Records contained in a dataset:
****************
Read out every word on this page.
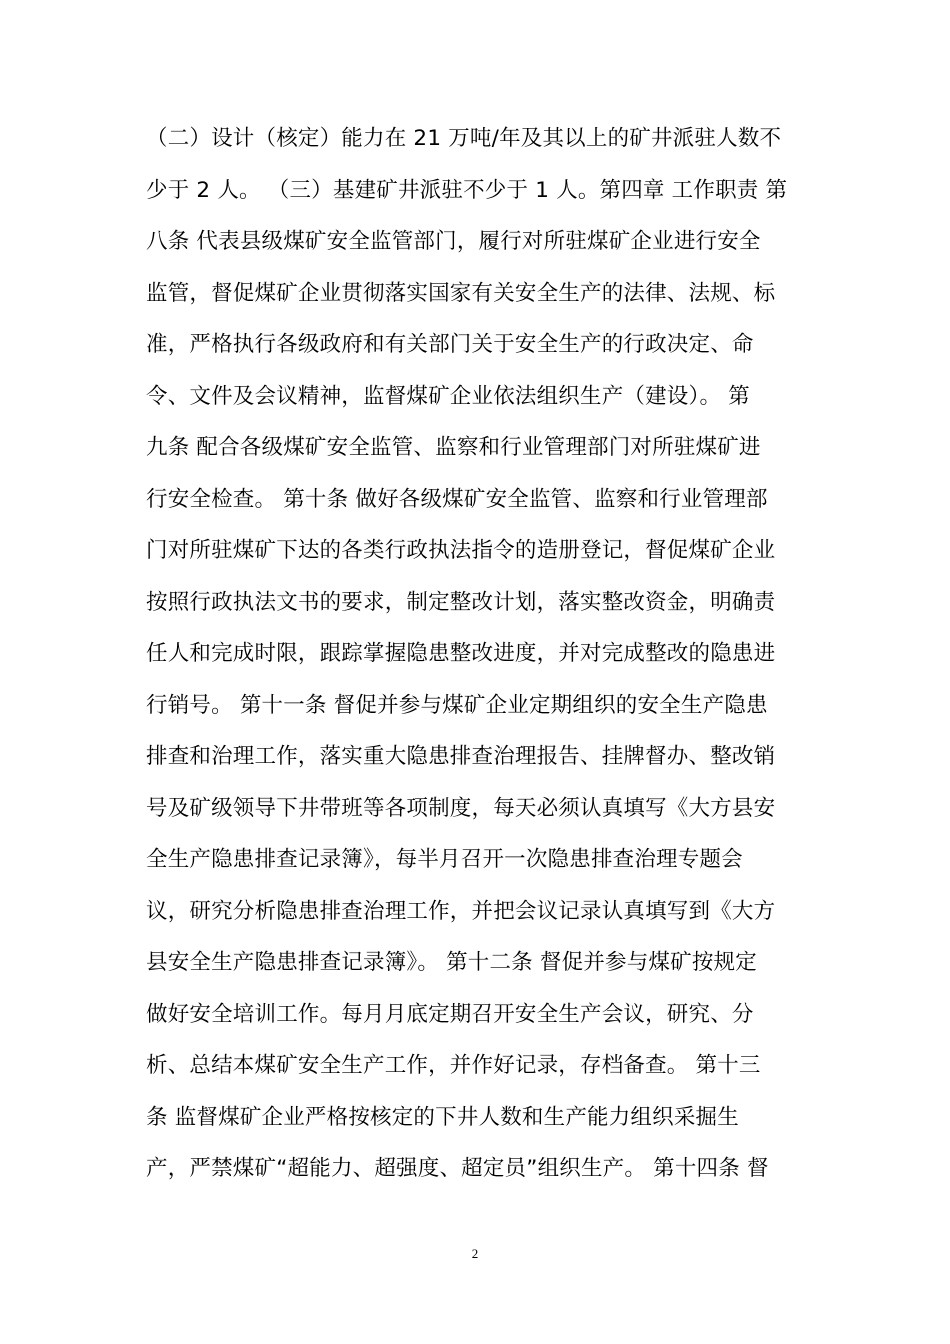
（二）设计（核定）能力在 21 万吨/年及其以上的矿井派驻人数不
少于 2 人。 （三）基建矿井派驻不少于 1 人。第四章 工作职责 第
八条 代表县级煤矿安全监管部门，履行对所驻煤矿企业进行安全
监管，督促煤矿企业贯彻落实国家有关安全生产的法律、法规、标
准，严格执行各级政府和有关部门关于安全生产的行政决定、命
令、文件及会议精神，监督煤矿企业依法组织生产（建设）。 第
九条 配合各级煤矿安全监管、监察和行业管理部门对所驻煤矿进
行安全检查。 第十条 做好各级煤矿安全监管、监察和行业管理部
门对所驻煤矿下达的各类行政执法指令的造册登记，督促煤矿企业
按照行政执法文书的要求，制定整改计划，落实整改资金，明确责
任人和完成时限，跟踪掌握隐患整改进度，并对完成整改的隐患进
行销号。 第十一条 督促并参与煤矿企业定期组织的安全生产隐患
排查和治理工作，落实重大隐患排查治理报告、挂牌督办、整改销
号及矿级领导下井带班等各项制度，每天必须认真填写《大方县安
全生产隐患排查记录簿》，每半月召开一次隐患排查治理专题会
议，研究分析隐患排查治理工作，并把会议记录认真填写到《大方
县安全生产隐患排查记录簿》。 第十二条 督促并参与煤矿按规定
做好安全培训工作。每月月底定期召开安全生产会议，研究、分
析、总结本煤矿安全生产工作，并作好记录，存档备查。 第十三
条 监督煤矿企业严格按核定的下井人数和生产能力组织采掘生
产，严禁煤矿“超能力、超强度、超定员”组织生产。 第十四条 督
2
****************
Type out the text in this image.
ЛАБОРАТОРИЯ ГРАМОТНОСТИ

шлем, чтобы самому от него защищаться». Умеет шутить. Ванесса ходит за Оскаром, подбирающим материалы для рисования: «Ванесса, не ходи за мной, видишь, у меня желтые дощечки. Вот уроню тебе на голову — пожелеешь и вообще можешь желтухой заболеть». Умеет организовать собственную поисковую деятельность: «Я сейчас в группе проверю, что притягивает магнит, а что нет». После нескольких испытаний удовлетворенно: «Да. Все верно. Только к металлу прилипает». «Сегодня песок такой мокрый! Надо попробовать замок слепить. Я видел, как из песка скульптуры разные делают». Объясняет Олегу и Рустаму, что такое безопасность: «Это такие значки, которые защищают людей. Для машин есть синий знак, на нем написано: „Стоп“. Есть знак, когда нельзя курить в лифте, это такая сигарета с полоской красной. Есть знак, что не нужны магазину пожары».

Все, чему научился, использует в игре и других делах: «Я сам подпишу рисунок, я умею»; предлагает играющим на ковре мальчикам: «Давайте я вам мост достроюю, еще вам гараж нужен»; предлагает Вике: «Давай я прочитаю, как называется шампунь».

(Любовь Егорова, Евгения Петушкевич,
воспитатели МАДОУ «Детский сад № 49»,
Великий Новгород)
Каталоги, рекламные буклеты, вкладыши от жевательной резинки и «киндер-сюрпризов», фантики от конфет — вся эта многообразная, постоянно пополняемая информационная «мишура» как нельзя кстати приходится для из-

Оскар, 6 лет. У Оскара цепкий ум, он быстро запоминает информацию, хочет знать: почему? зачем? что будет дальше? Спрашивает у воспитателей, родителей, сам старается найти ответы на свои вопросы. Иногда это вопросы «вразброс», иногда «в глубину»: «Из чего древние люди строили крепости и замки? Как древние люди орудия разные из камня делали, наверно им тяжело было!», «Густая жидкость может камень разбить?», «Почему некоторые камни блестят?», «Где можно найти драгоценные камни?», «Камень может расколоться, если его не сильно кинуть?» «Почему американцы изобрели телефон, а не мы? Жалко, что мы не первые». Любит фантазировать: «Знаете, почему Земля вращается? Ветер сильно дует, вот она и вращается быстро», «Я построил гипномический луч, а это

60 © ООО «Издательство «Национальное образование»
****************
EXERCISE REQUIREMENTS: Show the lines from the data above that contain the string "this".

COMPLETE OUTPUT:
Read out every word on this page.
Type out the text in this image.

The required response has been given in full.